#### What you need to do:
Only the number is wanted: how many lines contain the string "บตำแหน"?

#### Data to process:
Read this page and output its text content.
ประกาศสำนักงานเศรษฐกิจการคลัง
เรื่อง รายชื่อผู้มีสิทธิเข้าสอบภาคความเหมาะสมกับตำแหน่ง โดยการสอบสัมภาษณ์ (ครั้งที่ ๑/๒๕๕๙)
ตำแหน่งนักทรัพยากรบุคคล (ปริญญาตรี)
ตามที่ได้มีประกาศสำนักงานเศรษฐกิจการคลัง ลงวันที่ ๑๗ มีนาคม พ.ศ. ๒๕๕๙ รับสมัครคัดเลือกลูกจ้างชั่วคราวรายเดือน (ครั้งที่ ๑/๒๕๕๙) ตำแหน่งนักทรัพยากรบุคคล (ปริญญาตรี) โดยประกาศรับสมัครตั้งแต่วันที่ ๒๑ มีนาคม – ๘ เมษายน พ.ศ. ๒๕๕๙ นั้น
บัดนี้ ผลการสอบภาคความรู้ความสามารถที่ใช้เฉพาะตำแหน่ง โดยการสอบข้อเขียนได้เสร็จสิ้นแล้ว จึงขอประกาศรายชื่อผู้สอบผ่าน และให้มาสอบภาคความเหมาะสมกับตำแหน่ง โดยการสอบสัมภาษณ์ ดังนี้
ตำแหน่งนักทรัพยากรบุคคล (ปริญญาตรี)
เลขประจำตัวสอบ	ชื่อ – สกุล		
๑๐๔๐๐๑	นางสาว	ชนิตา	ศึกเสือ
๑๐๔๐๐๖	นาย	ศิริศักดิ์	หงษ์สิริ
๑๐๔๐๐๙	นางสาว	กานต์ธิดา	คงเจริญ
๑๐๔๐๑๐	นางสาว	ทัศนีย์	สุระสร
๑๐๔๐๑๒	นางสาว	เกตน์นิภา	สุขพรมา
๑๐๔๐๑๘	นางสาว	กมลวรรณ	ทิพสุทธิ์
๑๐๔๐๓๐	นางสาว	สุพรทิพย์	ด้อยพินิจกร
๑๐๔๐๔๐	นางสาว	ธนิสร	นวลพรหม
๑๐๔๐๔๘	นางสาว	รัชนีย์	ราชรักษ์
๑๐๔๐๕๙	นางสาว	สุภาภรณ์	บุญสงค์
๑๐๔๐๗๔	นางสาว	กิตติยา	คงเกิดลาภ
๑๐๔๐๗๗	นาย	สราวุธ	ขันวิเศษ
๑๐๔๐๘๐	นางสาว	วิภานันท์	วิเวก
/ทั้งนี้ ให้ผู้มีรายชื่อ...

#### Worked solution:
2